WRITTEN EXERCISE - Go through the listing and write out all of it exactly.

* * *

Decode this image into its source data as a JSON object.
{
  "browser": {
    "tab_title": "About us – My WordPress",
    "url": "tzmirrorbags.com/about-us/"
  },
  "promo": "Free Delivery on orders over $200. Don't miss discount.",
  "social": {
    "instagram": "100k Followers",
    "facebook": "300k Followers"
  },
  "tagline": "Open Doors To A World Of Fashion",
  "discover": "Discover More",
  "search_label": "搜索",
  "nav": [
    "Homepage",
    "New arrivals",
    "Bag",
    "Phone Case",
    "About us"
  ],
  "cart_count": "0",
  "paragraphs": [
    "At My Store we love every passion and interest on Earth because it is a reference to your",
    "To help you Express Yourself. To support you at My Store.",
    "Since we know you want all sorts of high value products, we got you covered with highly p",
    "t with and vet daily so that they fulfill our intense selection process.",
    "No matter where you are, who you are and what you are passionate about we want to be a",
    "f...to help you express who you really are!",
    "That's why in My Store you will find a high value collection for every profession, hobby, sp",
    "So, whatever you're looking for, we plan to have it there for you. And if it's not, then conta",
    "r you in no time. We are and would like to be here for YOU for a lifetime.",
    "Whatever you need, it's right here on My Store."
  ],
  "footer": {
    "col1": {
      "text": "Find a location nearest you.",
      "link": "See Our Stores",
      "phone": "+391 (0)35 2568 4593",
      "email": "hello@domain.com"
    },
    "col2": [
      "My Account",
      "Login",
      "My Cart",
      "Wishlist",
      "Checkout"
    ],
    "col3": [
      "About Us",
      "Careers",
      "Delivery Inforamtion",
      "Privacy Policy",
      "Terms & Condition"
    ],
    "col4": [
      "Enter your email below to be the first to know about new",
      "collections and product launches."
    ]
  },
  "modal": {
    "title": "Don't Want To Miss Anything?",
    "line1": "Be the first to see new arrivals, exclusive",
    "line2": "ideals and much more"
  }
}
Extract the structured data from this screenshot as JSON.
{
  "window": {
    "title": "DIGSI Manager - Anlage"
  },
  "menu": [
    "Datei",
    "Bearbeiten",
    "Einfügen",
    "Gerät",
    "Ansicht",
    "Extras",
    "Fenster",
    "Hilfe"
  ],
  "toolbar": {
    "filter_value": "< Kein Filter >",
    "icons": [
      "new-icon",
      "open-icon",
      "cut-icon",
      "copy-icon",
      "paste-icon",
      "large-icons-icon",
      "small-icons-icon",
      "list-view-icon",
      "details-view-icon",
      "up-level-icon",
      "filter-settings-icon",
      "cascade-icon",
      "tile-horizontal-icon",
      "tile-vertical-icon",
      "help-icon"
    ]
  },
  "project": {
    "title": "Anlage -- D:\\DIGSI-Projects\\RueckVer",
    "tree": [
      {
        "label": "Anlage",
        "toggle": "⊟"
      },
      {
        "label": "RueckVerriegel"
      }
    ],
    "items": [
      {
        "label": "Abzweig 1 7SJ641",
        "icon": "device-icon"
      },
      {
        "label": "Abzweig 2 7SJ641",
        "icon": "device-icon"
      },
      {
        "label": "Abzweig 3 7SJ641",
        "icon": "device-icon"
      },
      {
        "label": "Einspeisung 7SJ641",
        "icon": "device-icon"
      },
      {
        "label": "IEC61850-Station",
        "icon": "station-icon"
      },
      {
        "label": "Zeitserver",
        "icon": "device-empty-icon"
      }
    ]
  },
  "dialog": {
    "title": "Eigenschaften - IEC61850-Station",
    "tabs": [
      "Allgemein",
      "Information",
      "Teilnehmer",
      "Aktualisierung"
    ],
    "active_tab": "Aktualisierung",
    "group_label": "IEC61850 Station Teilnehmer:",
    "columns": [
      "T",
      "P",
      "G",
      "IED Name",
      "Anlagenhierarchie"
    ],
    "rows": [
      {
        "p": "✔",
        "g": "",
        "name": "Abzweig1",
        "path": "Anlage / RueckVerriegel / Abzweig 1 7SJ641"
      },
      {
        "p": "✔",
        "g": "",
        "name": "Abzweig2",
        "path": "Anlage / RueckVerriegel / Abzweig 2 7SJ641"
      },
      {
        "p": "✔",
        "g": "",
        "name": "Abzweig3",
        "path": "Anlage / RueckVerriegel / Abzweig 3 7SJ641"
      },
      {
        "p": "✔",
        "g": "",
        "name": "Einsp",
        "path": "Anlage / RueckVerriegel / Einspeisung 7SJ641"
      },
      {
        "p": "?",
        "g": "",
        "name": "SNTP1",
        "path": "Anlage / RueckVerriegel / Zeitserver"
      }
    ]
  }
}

* * *

ANSWER TO THE EXERCISE -
Decode this image into its source data as a JSON object.
{
  "browser": {
    "tab_title": "About us – My WordPress",
    "url": "tzmirrorbags.com/about-us/"
  },
  "promo": "Free Delivery on orders over $200. Don't miss discount.",
  "social": {
    "instagram": "100k Followers",
    "facebook": "300k Followers"
  },
  "tagline": "Open Doors To A World Of Fashion",
  "discover": "Discover More",
  "search_label": "搜索",
  "nav": [
    "Homepage",
    "New arrivals",
    "Bag",
    "Phone Case",
    "About us"
  ],
  "cart_count": "0",
  "paragraphs": [
    "At My Store we love every passion and interest on Earth because it is a reference to your",
    "To help you Express Yourself. To support you at My Store.",
    "Since we know you want all sorts of high value products, we got you covered with highly p",
    "t with and vet daily so that they fulfill our intense selection process.",
    "No matter where you are, who you are and what you are passionate about we want to be a",
    "f...to help you express who you really are!",
    "That's why in My Store you will find a high value collection for every profession, hobby, sp",
    "So, whatever you're looking for, we plan to have it there for you. And if it's not, then conta",
    "r you in no time. We are and would like to be here for YOU for a lifetime.",
    "Whatever you need, it's right here on My Store."
  ],
  "footer": {
    "col1": {
      "text": "Find a location nearest you.",
      "link": "See Our Stores",
      "phone": "+391 (0)35 2568 4593",
      "email": "hello@domain.com"
    },
    "col2": [
      "My Account",
      "Login",
      "My Cart",
      "Wishlist",
      "Checkout"
    ],
    "col3": [
      "About Us",
      "Careers",
      "Delivery Inforamtion",
      "Privacy Policy",
      "Terms & Condition"
    ],
    "col4": [
      "Enter your email below to be the first to know about new",
      "collections and product launches."
    ]
  },
  "modal": {
    "title": "Don't Want To Miss Anything?",
    "line1": "Be the first to see new arrivals, exclusive",
    "line2": "ideals and much more"
  }
}
Extract the structured data from this screenshot as JSON.
{
  "window": {
    "title": "DIGSI Manager - Anlage"
  },
  "menu": [
    "Datei",
    "Bearbeiten",
    "Einfügen",
    "Gerät",
    "Ansicht",
    "Extras",
    "Fenster",
    "Hilfe"
  ],
  "toolbar": {
    "filter_value": "< Kein Filter >",
    "icons": [
      "new-icon",
      "open-icon",
      "cut-icon",
      "copy-icon",
      "paste-icon",
      "large-icons-icon",
      "small-icons-icon",
      "list-view-icon",
      "details-view-icon",
      "up-level-icon",
      "filter-settings-icon",
      "cascade-icon",
      "tile-horizontal-icon",
      "tile-vertical-icon",
      "help-icon"
    ]
  },
  "project": {
    "title": "Anlage -- D:\\DIGSI-Projects\\RueckVer",
    "tree": [
      {
        "label": "Anlage",
        "toggle": "⊟"
      },
      {
        "label": "RueckVerriegel"
      }
    ],
    "items": [
      {
        "label": "Abzweig 1 7SJ641",
        "icon": "device-icon"
      },
      {
        "label": "Abzweig 2 7SJ641",
        "icon": "device-icon"
      },
      {
        "label": "Abzweig 3 7SJ641",
        "icon": "device-icon"
      },
      {
        "label": "Einspeisung 7SJ641",
        "icon": "device-icon"
      },
      {
        "label": "IEC61850-Station",
        "icon": "station-icon"
      },
      {
        "label": "Zeitserver",
        "icon": "device-empty-icon"
      }
    ]
  },
  "dialog": {
    "title": "Eigenschaften - IEC61850-Station",
    "tabs": [
      "Allgemein",
      "Information",
      "Teilnehmer",
      "Aktualisierung"
    ],
    "active_tab": "Aktualisierung",
    "group_label": "IEC61850 Station Teilnehmer:",
    "columns": [
      "T",
      "P",
      "G",
      "IED Name",
      "Anlagenhierarchie"
    ],
    "rows": [
      {
        "p": "✔",
        "g": "",
        "name": "Abzweig1",
        "path": "Anlage / RueckVerriegel / Abzweig 1 7SJ641"
      },
      {
        "p": "✔",
        "g": "",
        "name": "Abzweig2",
        "path": "Anlage / RueckVerriegel / Abzweig 2 7SJ641"
      },
      {
        "p": "✔",
        "g": "",
        "name": "Abzweig3",
        "path": "Anlage / RueckVerriegel / Abzweig 3 7SJ641"
      },
      {
        "p": "✔",
        "g": "",
        "name": "Einsp",
        "path": "Anlage / RueckVerriegel / Einspeisung 7SJ641"
      },
      {
        "p": "?",
        "g": "",
        "name": "SNTP1",
        "path": "Anlage / RueckVerriegel / Zeitserver"
      }
    ]
  }
}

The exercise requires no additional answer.